__Images of pages and their text__.
════════

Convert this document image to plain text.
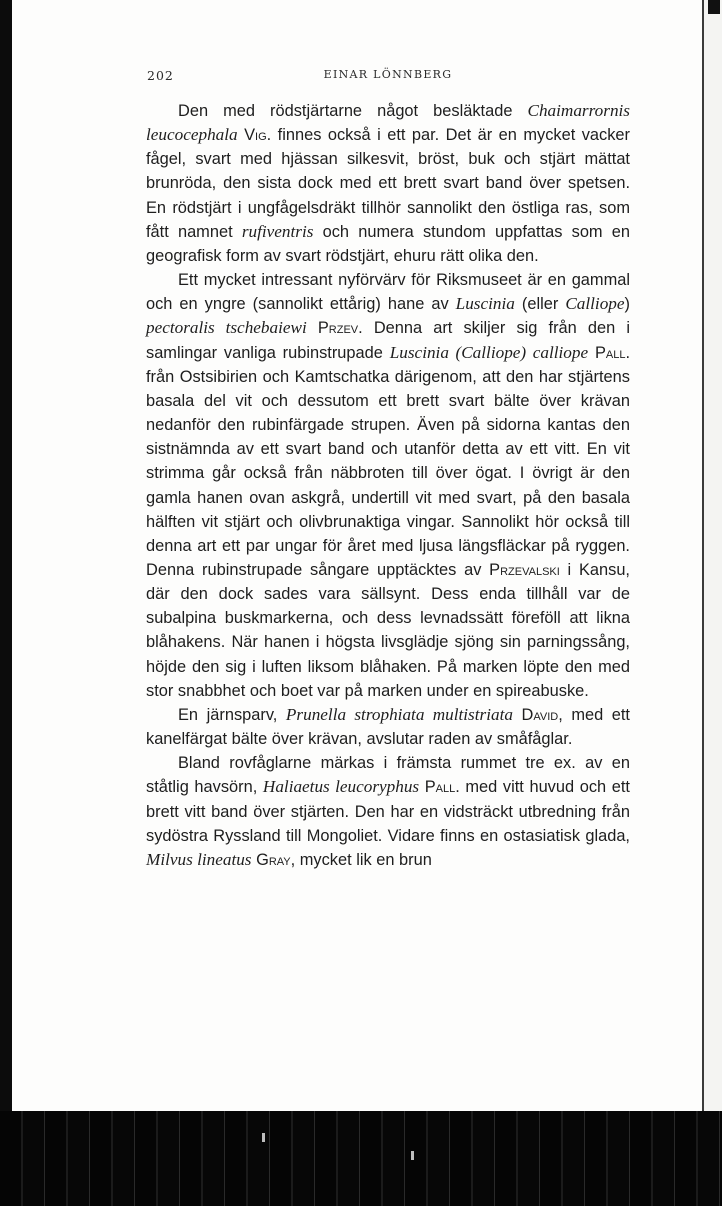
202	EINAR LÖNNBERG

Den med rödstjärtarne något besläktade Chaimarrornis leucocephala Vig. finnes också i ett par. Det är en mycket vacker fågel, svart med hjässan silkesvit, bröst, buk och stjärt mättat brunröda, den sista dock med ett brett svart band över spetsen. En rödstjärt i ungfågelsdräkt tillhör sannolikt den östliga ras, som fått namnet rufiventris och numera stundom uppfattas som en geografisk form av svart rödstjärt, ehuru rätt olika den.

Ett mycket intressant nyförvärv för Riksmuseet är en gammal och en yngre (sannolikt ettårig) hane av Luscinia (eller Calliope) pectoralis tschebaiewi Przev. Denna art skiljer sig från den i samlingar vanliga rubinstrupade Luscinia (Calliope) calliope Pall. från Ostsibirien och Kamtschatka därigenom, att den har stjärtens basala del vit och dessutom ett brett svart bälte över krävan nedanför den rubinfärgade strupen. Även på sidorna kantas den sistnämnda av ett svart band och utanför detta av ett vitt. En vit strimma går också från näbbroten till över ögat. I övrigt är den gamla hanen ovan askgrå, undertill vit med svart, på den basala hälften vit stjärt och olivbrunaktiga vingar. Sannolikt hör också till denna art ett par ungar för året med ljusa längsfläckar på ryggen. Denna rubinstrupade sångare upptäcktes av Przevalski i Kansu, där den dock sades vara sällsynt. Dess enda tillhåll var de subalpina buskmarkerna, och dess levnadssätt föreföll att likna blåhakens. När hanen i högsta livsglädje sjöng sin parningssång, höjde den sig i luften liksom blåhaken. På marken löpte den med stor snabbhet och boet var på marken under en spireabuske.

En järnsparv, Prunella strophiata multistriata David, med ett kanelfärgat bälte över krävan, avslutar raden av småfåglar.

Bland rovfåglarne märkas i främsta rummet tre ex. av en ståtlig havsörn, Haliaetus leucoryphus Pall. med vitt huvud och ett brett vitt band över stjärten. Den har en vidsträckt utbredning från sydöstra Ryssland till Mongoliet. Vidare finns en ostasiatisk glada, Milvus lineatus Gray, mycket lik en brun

════════

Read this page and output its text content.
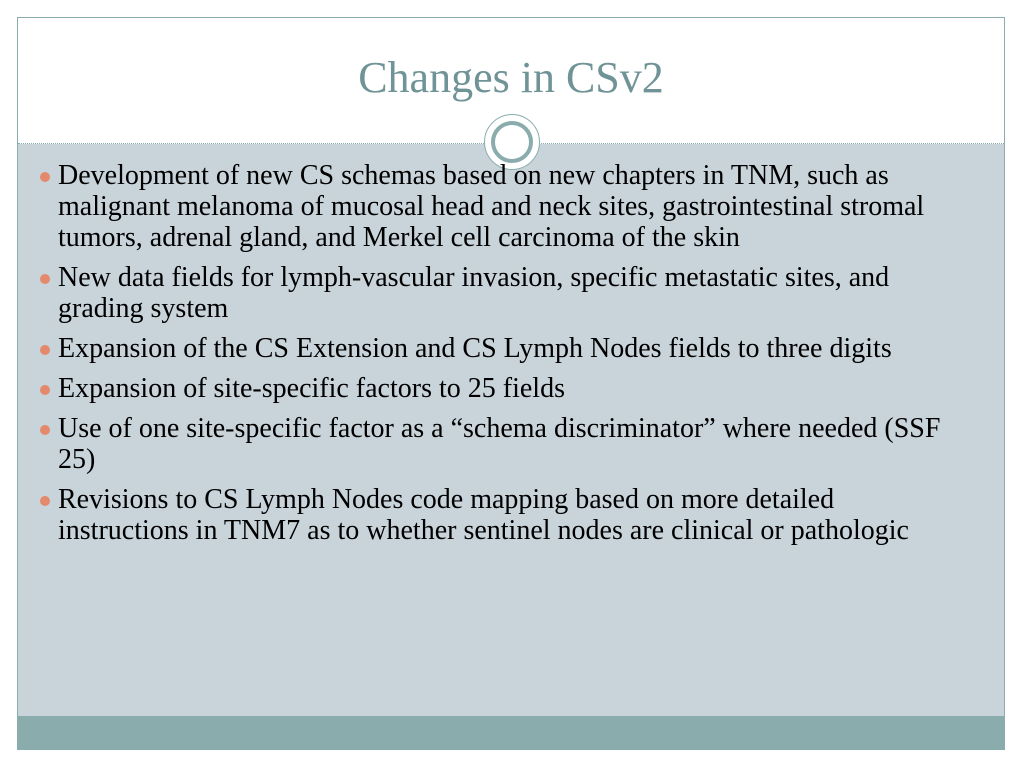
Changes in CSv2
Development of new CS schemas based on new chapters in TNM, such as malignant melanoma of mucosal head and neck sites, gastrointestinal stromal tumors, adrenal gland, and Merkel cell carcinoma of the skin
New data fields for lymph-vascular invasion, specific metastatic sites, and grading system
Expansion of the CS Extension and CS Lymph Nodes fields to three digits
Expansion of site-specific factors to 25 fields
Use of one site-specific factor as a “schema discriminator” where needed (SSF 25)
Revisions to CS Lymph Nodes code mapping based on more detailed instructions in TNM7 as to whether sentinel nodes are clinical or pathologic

════════

__Work required__. Across the preceding records, count the lines with the word "specific" in them and give that figure alone.

__Solution below__. 3